Collection entries:

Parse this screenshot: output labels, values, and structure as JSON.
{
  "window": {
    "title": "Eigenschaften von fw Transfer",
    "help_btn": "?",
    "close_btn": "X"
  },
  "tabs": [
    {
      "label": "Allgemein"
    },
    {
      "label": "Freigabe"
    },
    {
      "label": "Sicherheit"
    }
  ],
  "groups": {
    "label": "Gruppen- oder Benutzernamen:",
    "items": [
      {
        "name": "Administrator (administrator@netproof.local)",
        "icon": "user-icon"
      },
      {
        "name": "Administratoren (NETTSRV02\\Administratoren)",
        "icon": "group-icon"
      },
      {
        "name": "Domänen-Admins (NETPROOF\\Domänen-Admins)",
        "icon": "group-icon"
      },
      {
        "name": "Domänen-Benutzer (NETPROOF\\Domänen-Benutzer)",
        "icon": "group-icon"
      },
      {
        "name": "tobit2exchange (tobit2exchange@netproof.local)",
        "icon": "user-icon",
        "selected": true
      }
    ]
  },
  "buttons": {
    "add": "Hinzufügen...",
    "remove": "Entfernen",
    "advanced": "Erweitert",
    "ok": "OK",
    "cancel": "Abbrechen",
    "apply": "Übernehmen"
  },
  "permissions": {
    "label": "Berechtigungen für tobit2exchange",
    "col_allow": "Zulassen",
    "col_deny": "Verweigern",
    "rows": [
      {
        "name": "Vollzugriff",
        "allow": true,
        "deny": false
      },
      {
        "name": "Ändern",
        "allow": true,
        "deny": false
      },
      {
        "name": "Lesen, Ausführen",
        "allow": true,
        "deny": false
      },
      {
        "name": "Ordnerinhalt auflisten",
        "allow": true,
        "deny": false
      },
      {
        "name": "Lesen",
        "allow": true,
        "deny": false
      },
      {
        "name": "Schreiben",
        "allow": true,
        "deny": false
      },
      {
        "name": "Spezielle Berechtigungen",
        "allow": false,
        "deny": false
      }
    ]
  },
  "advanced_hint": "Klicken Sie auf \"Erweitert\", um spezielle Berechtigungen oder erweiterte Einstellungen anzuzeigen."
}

GIVEN INSTRUCTION | Copy out all of the data exactly, leaving nothing out.

EXPECTED ANSWER |
Parse this screenshot: output labels, values, and structure as JSON.
{
  "window": {
    "title": "Eigenschaften von fw Transfer",
    "help_btn": "?",
    "close_btn": "X"
  },
  "tabs": [
    {
      "label": "Allgemein"
    },
    {
      "label": "Freigabe"
    },
    {
      "label": "Sicherheit"
    }
  ],
  "groups": {
    "label": "Gruppen- oder Benutzernamen:",
    "items": [
      {
        "name": "Administrator (administrator@netproof.local)",
        "icon": "user-icon"
      },
      {
        "name": "Administratoren (NETTSRV02\\Administratoren)",
        "icon": "group-icon"
      },
      {
        "name": "Domänen-Admins (NETPROOF\\Domänen-Admins)",
        "icon": "group-icon"
      },
      {
        "name": "Domänen-Benutzer (NETPROOF\\Domänen-Benutzer)",
        "icon": "group-icon"
      },
      {
        "name": "tobit2exchange (tobit2exchange@netproof.local)",
        "icon": "user-icon",
        "selected": true
      }
    ]
  },
  "buttons": {
    "add": "Hinzufügen...",
    "remove": "Entfernen",
    "advanced": "Erweitert",
    "ok": "OK",
    "cancel": "Abbrechen",
    "apply": "Übernehmen"
  },
  "permissions": {
    "label": "Berechtigungen für tobit2exchange",
    "col_allow": "Zulassen",
    "col_deny": "Verweigern",
    "rows": [
      {
        "name": "Vollzugriff",
        "allow": true,
        "deny": false
      },
      {
        "name": "Ändern",
        "allow": true,
        "deny": false
      },
      {
        "name": "Lesen, Ausführen",
        "allow": true,
        "deny": false
      },
      {
        "name": "Ordnerinhalt auflisten",
        "allow": true,
        "deny": false
      },
      {
        "name": "Lesen",
        "allow": true,
        "deny": false
      },
      {
        "name": "Schreiben",
        "allow": true,
        "deny": false
      },
      {
        "name": "Spezielle Berechtigungen",
        "allow": false,
        "deny": false
      }
    ]
  },
  "advanced_hint": "Klicken Sie auf \"Erweitert\", um spezielle Berechtigungen oder erweiterte Einstellungen anzuzeigen."
}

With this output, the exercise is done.